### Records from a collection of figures
===============

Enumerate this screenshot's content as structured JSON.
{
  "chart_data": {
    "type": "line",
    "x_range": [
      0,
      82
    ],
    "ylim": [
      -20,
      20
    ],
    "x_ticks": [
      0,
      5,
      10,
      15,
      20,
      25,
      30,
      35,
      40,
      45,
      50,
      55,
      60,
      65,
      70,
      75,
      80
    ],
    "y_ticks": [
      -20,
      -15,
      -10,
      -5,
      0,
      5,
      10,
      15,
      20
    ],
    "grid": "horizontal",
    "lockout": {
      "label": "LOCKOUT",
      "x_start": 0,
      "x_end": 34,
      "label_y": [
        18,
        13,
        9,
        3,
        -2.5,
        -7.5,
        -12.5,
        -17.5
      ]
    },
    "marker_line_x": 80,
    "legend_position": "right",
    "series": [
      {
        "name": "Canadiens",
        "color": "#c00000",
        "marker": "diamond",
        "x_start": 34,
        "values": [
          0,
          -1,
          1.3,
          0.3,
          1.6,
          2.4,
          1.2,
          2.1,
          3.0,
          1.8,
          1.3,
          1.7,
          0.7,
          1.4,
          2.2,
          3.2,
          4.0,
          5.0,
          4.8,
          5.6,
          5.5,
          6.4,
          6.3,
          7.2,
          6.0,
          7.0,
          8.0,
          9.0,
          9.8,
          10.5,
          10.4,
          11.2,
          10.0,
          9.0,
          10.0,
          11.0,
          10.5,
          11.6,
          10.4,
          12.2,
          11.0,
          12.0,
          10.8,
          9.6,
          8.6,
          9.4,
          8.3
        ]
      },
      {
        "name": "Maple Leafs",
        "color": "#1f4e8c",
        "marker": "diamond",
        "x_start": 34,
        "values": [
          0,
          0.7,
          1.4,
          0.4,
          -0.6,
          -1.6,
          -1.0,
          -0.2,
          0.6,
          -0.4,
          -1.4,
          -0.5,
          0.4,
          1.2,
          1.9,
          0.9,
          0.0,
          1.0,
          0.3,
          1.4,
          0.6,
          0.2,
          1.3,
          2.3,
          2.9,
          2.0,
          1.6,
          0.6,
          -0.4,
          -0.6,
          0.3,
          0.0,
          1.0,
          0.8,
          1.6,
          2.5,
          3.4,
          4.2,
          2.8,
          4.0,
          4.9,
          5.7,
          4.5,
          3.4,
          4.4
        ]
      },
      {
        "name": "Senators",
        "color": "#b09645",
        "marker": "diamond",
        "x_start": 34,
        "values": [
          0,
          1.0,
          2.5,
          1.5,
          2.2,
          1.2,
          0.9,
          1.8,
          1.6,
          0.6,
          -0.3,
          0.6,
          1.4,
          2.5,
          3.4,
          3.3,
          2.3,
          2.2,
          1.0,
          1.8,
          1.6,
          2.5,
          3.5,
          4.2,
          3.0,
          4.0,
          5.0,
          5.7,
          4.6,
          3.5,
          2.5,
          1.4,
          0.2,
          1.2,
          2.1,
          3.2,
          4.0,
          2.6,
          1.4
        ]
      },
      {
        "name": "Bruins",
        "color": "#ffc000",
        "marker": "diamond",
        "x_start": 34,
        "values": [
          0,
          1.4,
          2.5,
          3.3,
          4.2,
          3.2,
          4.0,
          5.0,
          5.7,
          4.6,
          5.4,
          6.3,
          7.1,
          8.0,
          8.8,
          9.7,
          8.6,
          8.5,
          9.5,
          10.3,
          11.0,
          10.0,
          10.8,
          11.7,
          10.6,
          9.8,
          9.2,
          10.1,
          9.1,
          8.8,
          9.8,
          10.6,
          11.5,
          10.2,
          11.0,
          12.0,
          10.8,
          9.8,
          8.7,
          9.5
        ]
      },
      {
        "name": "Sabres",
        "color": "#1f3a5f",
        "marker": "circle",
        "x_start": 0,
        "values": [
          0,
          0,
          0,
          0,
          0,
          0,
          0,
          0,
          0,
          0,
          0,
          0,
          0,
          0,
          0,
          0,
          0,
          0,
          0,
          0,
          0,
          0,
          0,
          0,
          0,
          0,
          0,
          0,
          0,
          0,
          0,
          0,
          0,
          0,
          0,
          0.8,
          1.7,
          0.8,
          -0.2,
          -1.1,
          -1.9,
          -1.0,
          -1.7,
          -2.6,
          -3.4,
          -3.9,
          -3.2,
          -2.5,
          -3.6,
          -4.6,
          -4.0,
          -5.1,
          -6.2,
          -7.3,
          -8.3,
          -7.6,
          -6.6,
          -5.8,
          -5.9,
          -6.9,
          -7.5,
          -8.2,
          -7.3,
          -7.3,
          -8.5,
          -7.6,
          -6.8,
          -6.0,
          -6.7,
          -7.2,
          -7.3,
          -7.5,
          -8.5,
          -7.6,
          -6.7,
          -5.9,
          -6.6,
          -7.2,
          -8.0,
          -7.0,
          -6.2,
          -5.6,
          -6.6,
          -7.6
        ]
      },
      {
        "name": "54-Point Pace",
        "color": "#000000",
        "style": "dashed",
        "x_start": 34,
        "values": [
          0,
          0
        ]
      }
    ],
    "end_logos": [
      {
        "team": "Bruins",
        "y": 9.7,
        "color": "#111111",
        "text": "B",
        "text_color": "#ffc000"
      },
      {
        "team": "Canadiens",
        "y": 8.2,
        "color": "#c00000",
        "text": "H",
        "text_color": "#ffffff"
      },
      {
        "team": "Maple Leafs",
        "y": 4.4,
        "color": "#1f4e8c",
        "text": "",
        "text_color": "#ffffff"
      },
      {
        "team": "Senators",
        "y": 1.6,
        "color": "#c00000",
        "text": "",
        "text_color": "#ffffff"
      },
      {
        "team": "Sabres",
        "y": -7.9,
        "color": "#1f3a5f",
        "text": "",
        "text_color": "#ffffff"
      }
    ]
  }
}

===============

Write out all the entries exactly.

Enumerate this screenshot's content as structured JSON.
{
  "chart_data": {
    "type": "line",
    "x_range": [
      0,
      82
    ],
    "ylim": [
      -20,
      20
    ],
    "x_ticks": [
      0,
      5,
      10,
      15,
      20,
      25,
      30,
      35,
      40,
      45,
      50,
      55,
      60,
      65,
      70,
      75,
      80
    ],
    "y_ticks": [
      -20,
      -15,
      -10,
      -5,
      0,
      5,
      10,
      15,
      20
    ],
    "grid": "horizontal",
    "lockout": {
      "label": "LOCKOUT",
      "x_start": 0,
      "x_end": 34,
      "label_y": [
        18,
        13,
        9,
        3,
        -2.5,
        -7.5,
        -12.5,
        -17.5
      ]
    },
    "marker_line_x": 80,
    "legend_position": "right",
    "series": [
      {
        "name": "Canadiens",
        "color": "#c00000",
        "marker": "diamond",
        "x_start": 34,
        "values": [
          0,
          -1,
          1.3,
          0.3,
          1.6,
          2.4,
          1.2,
          2.1,
          3.0,
          1.8,
          1.3,
          1.7,
          0.7,
          1.4,
          2.2,
          3.2,
          4.0,
          5.0,
          4.8,
          5.6,
          5.5,
          6.4,
          6.3,
          7.2,
          6.0,
          7.0,
          8.0,
          9.0,
          9.8,
          10.5,
          10.4,
          11.2,
          10.0,
          9.0,
          10.0,
          11.0,
          10.5,
          11.6,
          10.4,
          12.2,
          11.0,
          12.0,
          10.8,
          9.6,
          8.6,
          9.4,
          8.3
        ]
      },
      {
        "name": "Maple Leafs",
        "color": "#1f4e8c",
        "marker": "diamond",
        "x_start": 34,
        "values": [
          0,
          0.7,
          1.4,
          0.4,
          -0.6,
          -1.6,
          -1.0,
          -0.2,
          0.6,
          -0.4,
          -1.4,
          -0.5,
          0.4,
          1.2,
          1.9,
          0.9,
          0.0,
          1.0,
          0.3,
          1.4,
          0.6,
          0.2,
          1.3,
          2.3,
          2.9,
          2.0,
          1.6,
          0.6,
          -0.4,
          -0.6,
          0.3,
          0.0,
          1.0,
          0.8,
          1.6,
          2.5,
          3.4,
          4.2,
          2.8,
          4.0,
          4.9,
          5.7,
          4.5,
          3.4,
          4.4
        ]
      },
      {
        "name": "Senators",
        "color": "#b09645",
        "marker": "diamond",
        "x_start": 34,
        "values": [
          0,
          1.0,
          2.5,
          1.5,
          2.2,
          1.2,
          0.9,
          1.8,
          1.6,
          0.6,
          -0.3,
          0.6,
          1.4,
          2.5,
          3.4,
          3.3,
          2.3,
          2.2,
          1.0,
          1.8,
          1.6,
          2.5,
          3.5,
          4.2,
          3.0,
          4.0,
          5.0,
          5.7,
          4.6,
          3.5,
          2.5,
          1.4,
          0.2,
          1.2,
          2.1,
          3.2,
          4.0,
          2.6,
          1.4
        ]
      },
      {
        "name": "Bruins",
        "color": "#ffc000",
        "marker": "diamond",
        "x_start": 34,
        "values": [
          0,
          1.4,
          2.5,
          3.3,
          4.2,
          3.2,
          4.0,
          5.0,
          5.7,
          4.6,
          5.4,
          6.3,
          7.1,
          8.0,
          8.8,
          9.7,
          8.6,
          8.5,
          9.5,
          10.3,
          11.0,
          10.0,
          10.8,
          11.7,
          10.6,
          9.8,
          9.2,
          10.1,
          9.1,
          8.8,
          9.8,
          10.6,
          11.5,
          10.2,
          11.0,
          12.0,
          10.8,
          9.8,
          8.7,
          9.5
        ]
      },
      {
        "name": "Sabres",
        "color": "#1f3a5f",
        "marker": "circle",
        "x_start": 0,
        "values": [
          0,
          0,
          0,
          0,
          0,
          0,
          0,
          0,
          0,
          0,
          0,
          0,
          0,
          0,
          0,
          0,
          0,
          0,
          0,
          0,
          0,
          0,
          0,
          0,
          0,
          0,
          0,
          0,
          0,
          0,
          0,
          0,
          0,
          0,
          0,
          0.8,
          1.7,
          0.8,
          -0.2,
          -1.1,
          -1.9,
          -1.0,
          -1.7,
          -2.6,
          -3.4,
          -3.9,
          -3.2,
          -2.5,
          -3.6,
          -4.6,
          -4.0,
          -5.1,
          -6.2,
          -7.3,
          -8.3,
          -7.6,
          -6.6,
          -5.8,
          -5.9,
          -6.9,
          -7.5,
          -8.2,
          -7.3,
          -7.3,
          -8.5,
          -7.6,
          -6.8,
          -6.0,
          -6.7,
          -7.2,
          -7.3,
          -7.5,
          -8.5,
          -7.6,
          -6.7,
          -5.9,
          -6.6,
          -7.2,
          -8.0,
          -7.0,
          -6.2,
          -5.6,
          -6.6,
          -7.6
        ]
      },
      {
        "name": "54-Point Pace",
        "color": "#000000",
        "style": "dashed",
        "x_start": 34,
        "values": [
          0,
          0
        ]
      }
    ],
    "end_logos": [
      {
        "team": "Bruins",
        "y": 9.7,
        "color": "#111111",
        "text": "B",
        "text_color": "#ffc000"
      },
      {
        "team": "Canadiens",
        "y": 8.2,
        "color": "#c00000",
        "text": "H",
        "text_color": "#ffffff"
      },
      {
        "team": "Maple Leafs",
        "y": 4.4,
        "color": "#1f4e8c",
        "text": "",
        "text_color": "#ffffff"
      },
      {
        "team": "Senators",
        "y": 1.6,
        "color": "#c00000",
        "text": "",
        "text_color": "#ffffff"
      },
      {
        "team": "Sabres",
        "y": -7.9,
        "color": "#1f3a5f",
        "text": "",
        "text_color": "#ffffff"
      }
    ]
  }
}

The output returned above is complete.